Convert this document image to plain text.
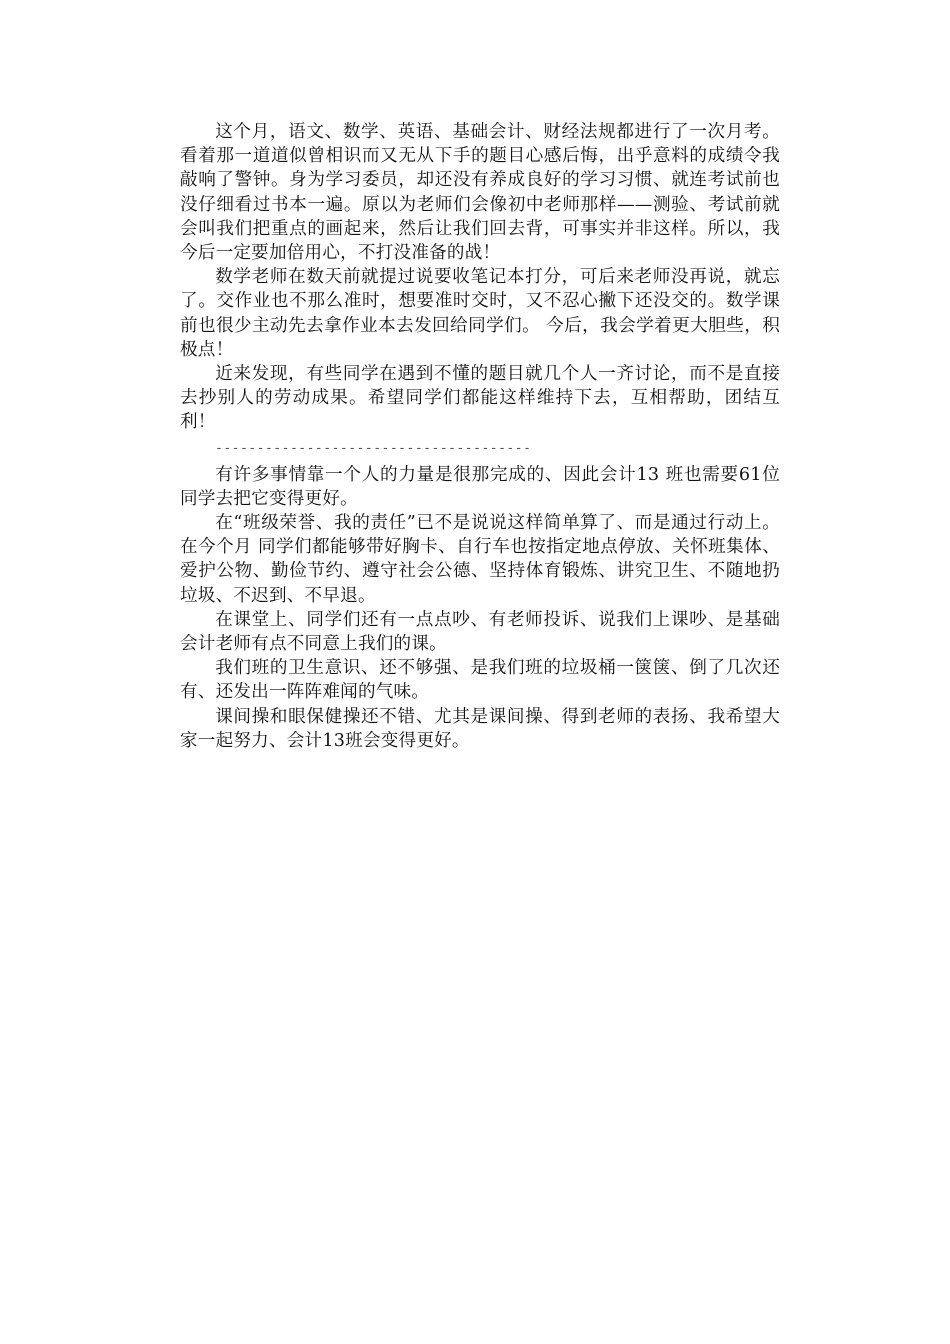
这个月，语文、数学、英语、基础会计、财经法规都进行了一次月考。看着那一道道似曾相识而又无从下手的题目心感后悔，出乎意料的成绩令我敲响了警钟。身为学习委员，却还没有养成良好的学习习惯、就连考试前也没仔细看过书本一遍。原以为老师们会像初中老师那样——测验、考试前就会叫我们把重点的画起来，然后让我们回去背，可事实并非这样。所以，我今后一定要加倍用心，不打没准备的战！

数学老师在数天前就提过说要收笔记本打分，可后来老师没再说，就忘了。交作业也不那么准时，想要准时交时，又不忍心撇下还没交的。数学课前也很少主动先去拿作业本去发回给同学们。 今后，我会学着更大胆些，积极点！

近来发现，有些同学在遇到不懂的题目就几个人一齐讨论，而不是直接去抄别人的劳动成果。希望同学们都能这样维持下去，互相帮助，团结互利！

--------------------------------------

有许多事情靠一个人的力量是很那完成的、因此会计13 班也需要61位同学去把它变得更好。

在“班级荣誉、我的责任”已不是说说这样简单算了、而是通过行动上。在今个月 同学们都能够带好胸卡、自行车也按指定地点停放、关怀班集体、爱护公物、勤俭节约、遵守社会公德、坚持体育锻炼、讲究卫生、不随地扔垃圾、不迟到、不早退。

在课堂上、同学们还有一点点吵、有老师投诉、说我们上课吵、是基础会计老师有点不同意上我们的课。

我们班的卫生意识、还不够强、是我们班的垃圾桶一箧箧、倒了几次还有、还发出一阵阵难闻的气味。

课间操和眼保健操还不错、尤其是课间操、得到老师的表扬、我希望大家一起努力、会计13班会变得更好。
------------------------------------------------------------
Transcribe the material exactly, leaving every picture out.

Convert this document image to plain text.
这个月，语文、数学、英语、基础会计、财经法规都进行了一次月考。看着那一道道似曾相识而又无从下手的题目心感后悔，出乎意料的成绩令我敲响了警钟。身为学习委员，却还没有养成良好的学习习惯、就连考试前也没仔细看过书本一遍。原以为老师们会像初中老师那样——测验、考试前就会叫我们把重点的画起来，然后让我们回去背，可事实并非这样。所以，我今后一定要加倍用心，不打没准备的战！

数学老师在数天前就提过说要收笔记本打分，可后来老师没再说，就忘了。交作业也不那么准时，想要准时交时，又不忍心撇下还没交的。数学课前也很少主动先去拿作业本去发回给同学们。 今后，我会学着更大胆些，积极点！

近来发现，有些同学在遇到不懂的题目就几个人一齐讨论，而不是直接去抄别人的劳动成果。希望同学们都能这样维持下去，互相帮助，团结互利！

--------------------------------------

有许多事情靠一个人的力量是很那完成的、因此会计13 班也需要61位同学去把它变得更好。

在“班级荣誉、我的责任”已不是说说这样简单算了、而是通过行动上。在今个月 同学们都能够带好胸卡、自行车也按指定地点停放、关怀班集体、爱护公物、勤俭节约、遵守社会公德、坚持体育锻炼、讲究卫生、不随地扔垃圾、不迟到、不早退。

在课堂上、同学们还有一点点吵、有老师投诉、说我们上课吵、是基础会计老师有点不同意上我们的课。

我们班的卫生意识、还不够强、是我们班的垃圾桶一箧箧、倒了几次还有、还发出一阵阵难闻的气味。

课间操和眼保健操还不错、尤其是课间操、得到老师的表扬、我希望大家一起努力、会计13班会变得更好。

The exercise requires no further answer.